# Prompt
Set out every line of the records below as a Markdown table with two columns, Row and Line. Number each row, put the line's text beside it, and leave out any blank lines.
>> START
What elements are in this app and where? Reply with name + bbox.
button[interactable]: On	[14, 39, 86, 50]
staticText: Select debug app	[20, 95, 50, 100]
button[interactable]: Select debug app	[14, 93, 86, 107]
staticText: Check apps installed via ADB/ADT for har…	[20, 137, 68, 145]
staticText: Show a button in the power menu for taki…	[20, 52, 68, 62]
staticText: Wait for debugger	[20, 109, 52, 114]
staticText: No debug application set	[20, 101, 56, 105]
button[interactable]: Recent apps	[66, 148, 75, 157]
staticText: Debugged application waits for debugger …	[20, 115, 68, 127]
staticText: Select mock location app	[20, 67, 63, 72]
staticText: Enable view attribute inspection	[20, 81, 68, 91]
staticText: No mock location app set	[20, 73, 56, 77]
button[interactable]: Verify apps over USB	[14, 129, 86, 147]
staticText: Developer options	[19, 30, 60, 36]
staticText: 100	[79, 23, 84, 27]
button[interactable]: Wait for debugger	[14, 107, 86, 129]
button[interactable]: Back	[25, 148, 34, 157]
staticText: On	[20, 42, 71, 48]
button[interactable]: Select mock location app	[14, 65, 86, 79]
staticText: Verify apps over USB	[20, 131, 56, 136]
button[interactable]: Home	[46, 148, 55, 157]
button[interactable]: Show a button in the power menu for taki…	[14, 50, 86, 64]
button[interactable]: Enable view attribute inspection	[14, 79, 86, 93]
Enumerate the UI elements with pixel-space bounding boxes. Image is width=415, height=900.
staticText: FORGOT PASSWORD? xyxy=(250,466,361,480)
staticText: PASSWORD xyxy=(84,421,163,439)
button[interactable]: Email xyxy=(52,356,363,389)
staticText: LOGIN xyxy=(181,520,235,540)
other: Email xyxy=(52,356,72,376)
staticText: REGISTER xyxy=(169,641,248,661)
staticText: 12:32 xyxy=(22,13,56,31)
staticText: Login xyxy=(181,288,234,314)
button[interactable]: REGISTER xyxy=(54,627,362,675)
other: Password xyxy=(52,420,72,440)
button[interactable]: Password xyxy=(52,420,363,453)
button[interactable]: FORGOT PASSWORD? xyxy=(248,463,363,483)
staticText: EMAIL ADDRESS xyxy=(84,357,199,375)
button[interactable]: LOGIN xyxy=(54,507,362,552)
>> END
# Answer to the exercise
| Row | Line |
|---|---|
| 1 | What elements are in this app and where? Reply with name + bbox. |
| 2 | button[interactable]: On	[14, 39, 86, 50] |
| 3 | staticText: Select debug app	[20, 95, 50, 100] |
| 4 | button[interactable]: Select debug app	[14, 93, 86, 107] |
| 5 | staticText: Check apps installed via ADB/ADT for har…	[20, 137, 68, 145] |
| 6 | staticText: Show a button in the power menu for taki…	[20, 52, 68, 62] |
| 7 | staticText: Wait for debugger	[20, 109, 52, 114] |
| 8 | staticText: No debug application set	[20, 101, 56, 105] |
| 9 | button[interactable]: Recent apps	[66, 148, 75, 157] |
| 10 | staticText: Debugged application waits for debugger …	[20, 115, 68, 127] |
| 11 | staticText: Select mock location app	[20, 67, 63, 72] |
| 12 | staticText: Enable view attribute inspection	[20, 81, 68, 91] |
| 13 | staticText: No mock location app set	[20, 73, 56, 77] |
| 14 | button[interactable]: Verify apps over USB	[14, 129, 86, 147] |
| 15 | staticText: Developer options	[19, 30, 60, 36] |
| 16 | staticText: 100	[79, 23, 84, 27] |
| 17 | button[interactable]: Wait for debugger	[14, 107, 86, 129] |
| 18 | button[interactable]: Back	[25, 148, 34, 157] |
| 19 | staticText: On	[20, 42, 71, 48] |
| 20 | button[interactable]: Select mock location app	[14, 65, 86, 79] |
| 21 | staticText: Verify apps over USB	[20, 131, 56, 136] |
| 22 | button[interactable]: Home	[46, 148, 55, 157] |
| 23 | button[interactable]: Show a button in the power menu for taki…	[14, 50, 86, 64] |
| 24 | button[interactable]: Enable view attribute inspection	[14, 79, 86, 93] |
| 25 | Enumerate the UI elements with pixel-space bounding boxes. Image is width=415, height=900. |
| 26 | staticText: FORGOT PASSWORD? xyxy=(250,466,361,480) |
| 27 | staticText: PASSWORD xyxy=(84,421,163,439) |
| 28 | button[interactable]: Email xyxy=(52,356,363,389) |
| 29 | staticText: LOGIN xyxy=(181,520,235,540) |
| 30 | other: Email xyxy=(52,356,72,376) |
| 31 | staticText: REGISTER xyxy=(169,641,248,661) |
| 32 | staticText: 12:32 xyxy=(22,13,56,31) |
| 33 | staticText: Login xyxy=(181,288,234,314) |
| 34 | button[interactable]: REGISTER xyxy=(54,627,362,675) |
| 35 | other: Password xyxy=(52,420,72,440) |
| 36 | button[interactable]: Password xyxy=(52,420,363,453) |
| 37 | button[interactable]: FORGOT PASSWORD? xyxy=(248,463,363,483) |
| 38 | staticText: EMAIL ADDRESS xyxy=(84,357,199,375) |
| 39 | button[interactable]: LOGIN xyxy=(54,507,362,552) |